Records from a data collection:
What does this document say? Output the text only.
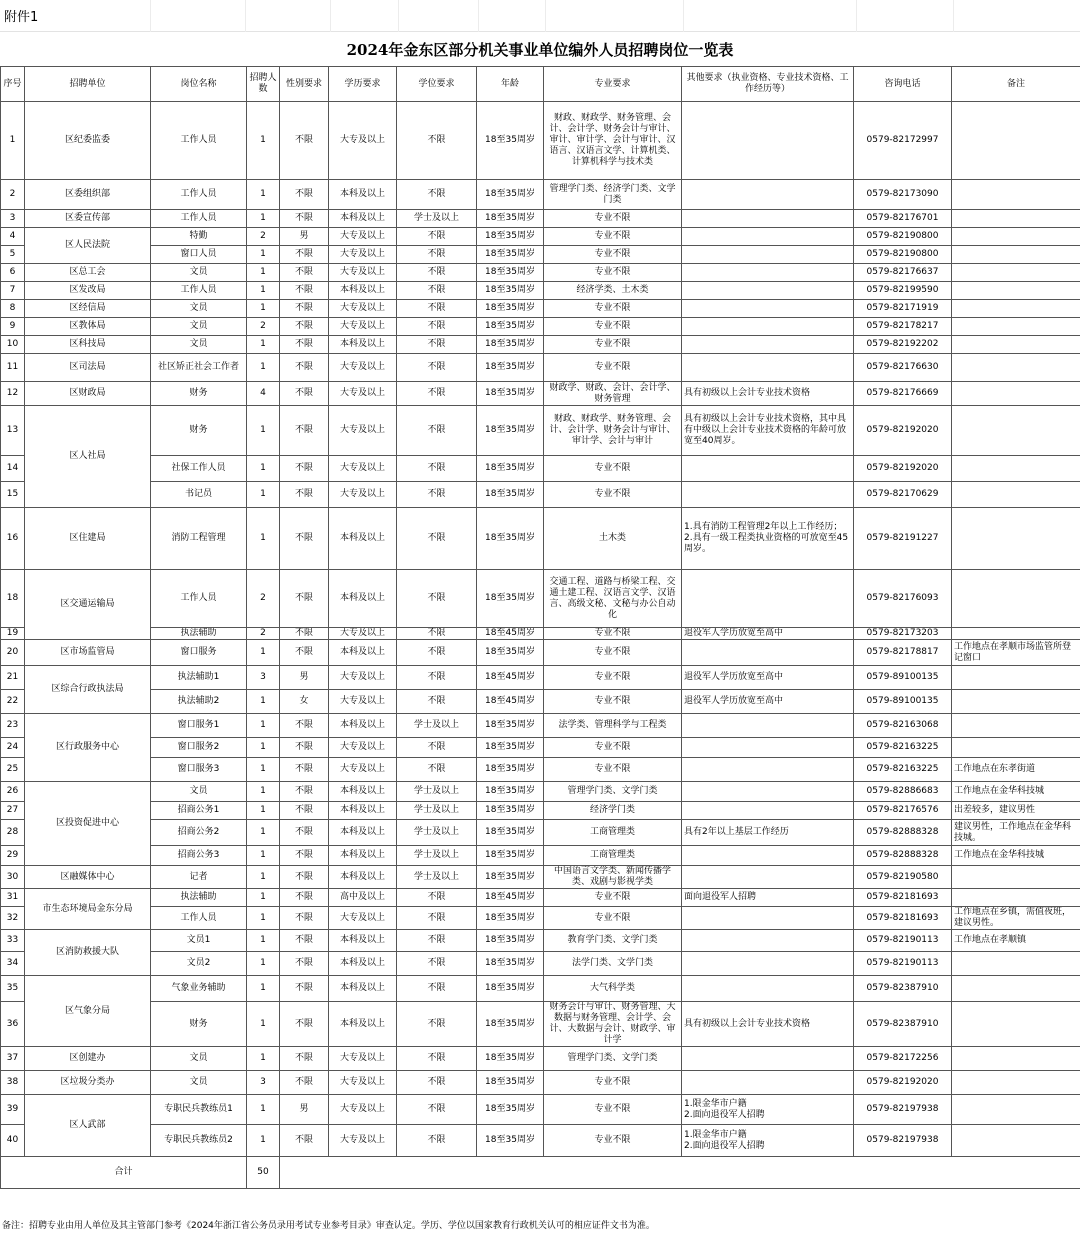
附件1
2024年金东区部分机关事业单位编外人员招聘岗位一览表
序号	招聘单位	岗位名称	招聘人数	性别要求	学历要求	学位要求	年龄	专业要求	其他要求（执业资格、专业技术资格、工作经历等）	咨询电话	备注
1	区纪委监委	工作人员	1	不限	大专及以上	不限	18至35周岁	财政、财政学、财务管理、会计、会计学、财务会计与审计、审计、审计学、会计与审计、汉语言、汉语言文学、计算机类、计算机科学与技术类		0579-82172997	
2	区委组织部	工作人员	1	不限	本科及以上	不限	18至35周岁	管理学门类、经济学门类、文学门类		0579-82173090	
3	区委宣传部	工作人员	1	不限	本科及以上	学士及以上	18至35周岁	专业不限		0579-82176701	
4	区人民法院	特勤	2	男	大专及以上	不限	18至35周岁	专业不限		0579-82190800	
5		窗口人员	1	不限	大专及以上	不限	18至35周岁	专业不限		0579-82190800	
6	区总工会	文员	1	不限	大专及以上	不限	18至35周岁	专业不限		0579-82176637	
7	区发改局	工作人员	1	不限	本科及以上	不限	18至35周岁	经济学类、土木类		0579-82199590	
8	区经信局	文员	1	不限	大专及以上	不限	18至35周岁	专业不限		0579-82171919	
9	区教体局	文员	2	不限	大专及以上	不限	18至35周岁	专业不限		0579-82178217	
10	区科技局	文员	1	不限	本科及以上	不限	18至35周岁	专业不限		0579-82192202	
11	区司法局	社区矫正社会工作者	1	不限	大专及以上	不限	18至35周岁	专业不限		0579-82176630	
12	区财政局	财务	4	不限	大专及以上	不限	18至35周岁	财政学、财政、会计、会计学、财务管理	具有初级以上会计专业技术资格	0579-82176669	
13	区人社局	财务	1	不限	大专及以上	不限	18至35周岁	财政、财政学、财务管理、会计、会计学、财务会计与审计、审计学、会计与审计	具有初级以上会计专业技术资格，其中具有中级以上会计专业技术资格的年龄可放宽至40周岁。	0579-82192020	
14		社保工作人员	1	不限	大专及以上	不限	18至35周岁	专业不限		0579-82192020	
15		书记员	1	不限	大专及以上	不限	18至35周岁	专业不限		0579-82170629	
16	区住建局	消防工程管理	1	不限	本科及以上	不限	18至35周岁	土木类	1.具有消防工程管理2年以上工作经历；
2.具有一级工程类执业资格的可放宽至45周岁。	0579-82191227	
18	区交通运输局	工作人员	2	不限	本科及以上	不限	18至35周岁	交通工程、道路与桥梁工程、交通土建工程、汉语言文学、汉语言、高级文秘、文秘与办公自动化		0579-82176093	
19		执法辅助	2	不限	大专及以上	不限	18至45周岁	专业不限	退役军人学历放宽至高中	0579-82173203	
20	区市场监管局	窗口服务	1	不限	本科及以上	不限	18至35周岁	专业不限		0579-82178817	工作地点在孝顺市场监管所登记窗口
21	区综合行政执法局	执法辅助1	3	男	大专及以上	不限	18至45周岁	专业不限	退役军人学历放宽至高中	0579-89100135	
22		执法辅助2	1	女	大专及以上	不限	18至45周岁	专业不限	退役军人学历放宽至高中	0579-89100135	
23	区行政服务中心	窗口服务1	1	不限	本科及以上	学士及以上	18至35周岁	法学类、管理科学与工程类		0579-82163068	
24		窗口服务2	1	不限	大专及以上	不限	18至35周岁	专业不限		0579-82163225	
25		窗口服务3	1	不限	大专及以上	不限	18至35周岁	专业不限		0579-82163225	工作地点在东孝街道
26	区投资促进中心	文员	1	不限	本科及以上	学士及以上	18至35周岁	管理学门类、文学门类		0579-82886683	工作地点在金华科技城
27		招商公务1	1	不限	本科及以上	学士及以上	18至35周岁	经济学门类		0579-82176576	出差较多，建议男性
28		招商公务2	1	不限	本科及以上	学士及以上	18至35周岁	工商管理类	具有2年以上基层工作经历	0579-82888328	建议男性，工作地点在金华科技城。
29		招商公务3	1	不限	本科及以上	学士及以上	18至35周岁	工商管理类		0579-82888328	工作地点在金华科技城
30	区融媒体中心	记者	1	不限	本科及以上	学士及以上	18至35周岁	中国语言文学类、新闻传播学类、戏剧与影视学类		0579-82190580	
31	市生态环境局金东分局	执法辅助	1	不限	高中及以上	不限	18至45周岁	专业不限	面向退役军人招聘	0579-82181693	
32		工作人员	1	不限	大专及以上	不限	18至35周岁	专业不限		0579-82181693	工作地点在乡镇，需值夜班，建议男性。
33	区消防救援大队	文员1	1	不限	本科及以上	不限	18至35周岁	教育学门类、文学门类		0579-82190113	工作地点在孝顺镇
34		文员2	1	不限	本科及以上	不限	18至35周岁	法学门类、文学门类		0579-82190113	
35	区气象分局	气象业务辅助	1	不限	本科及以上	不限	18至35周岁	大气科学类		0579-82387910	
36		财务	1	不限	本科及以上	不限	18至35周岁	财务会计与审计、财务管理、大数据与财务管理、会计学、会计、大数据与会计、财政学、审计学	具有初级以上会计专业技术资格	0579-82387910	
37	区创建办	文员	1	不限	大专及以上	不限	18至35周岁	管理学门类、文学门类		0579-82172256	
38	区垃圾分类办	文员	3	不限	大专及以上	不限	18至35周岁	专业不限		0579-82192020	
39	区人武部	专职民兵教练员1	1	男	大专及以上	不限	18至35周岁	专业不限	1.限金华市户籍
2.面向退役军人招聘	0579-82197938	
40		专职民兵教练员2	1	不限	大专及以上	不限	18至35周岁	专业不限	1.限金华市户籍
2.面向退役军人招聘	0579-82197938	
合计			50								
备注：招聘专业由用人单位及其主管部门参考《2024年浙江省公务员录用考试专业参考目录》审查认定。学历、学位以国家教育行政机关认可的相应证件文书为准。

• **SET PROBLEM**
Copy all lines from the material that hold "财务会计与审计".

• **TASK RESULT**
1	区纪委监委	工作人员	1	不限	大专及以上	不限	18至35周岁	财政、财政学、财务管理、会计、会计学、财务会计与审计、审计、审计学、会计与审计、汉语言、汉语言文学、计算机类、计算机科学与技术类		0579-82172997	
13	区人社局	财务	1	不限	大专及以上	不限	18至35周岁	财政、财政学、财务管理、会计、会计学、财务会计与审计、审计学、会计与审计	具有初级以上会计专业技术资格，其中具有中级以上会计专业技术资格的年龄可放宽至40周岁。	0579-82192020	
36		财务	1	不限	本科及以上	不限	18至35周岁	财务会计与审计、财务管理、大数据与财务管理、会计学、会计、大数据与会计、财政学、审计学	具有初级以上会计专业技术资格	0579-82387910	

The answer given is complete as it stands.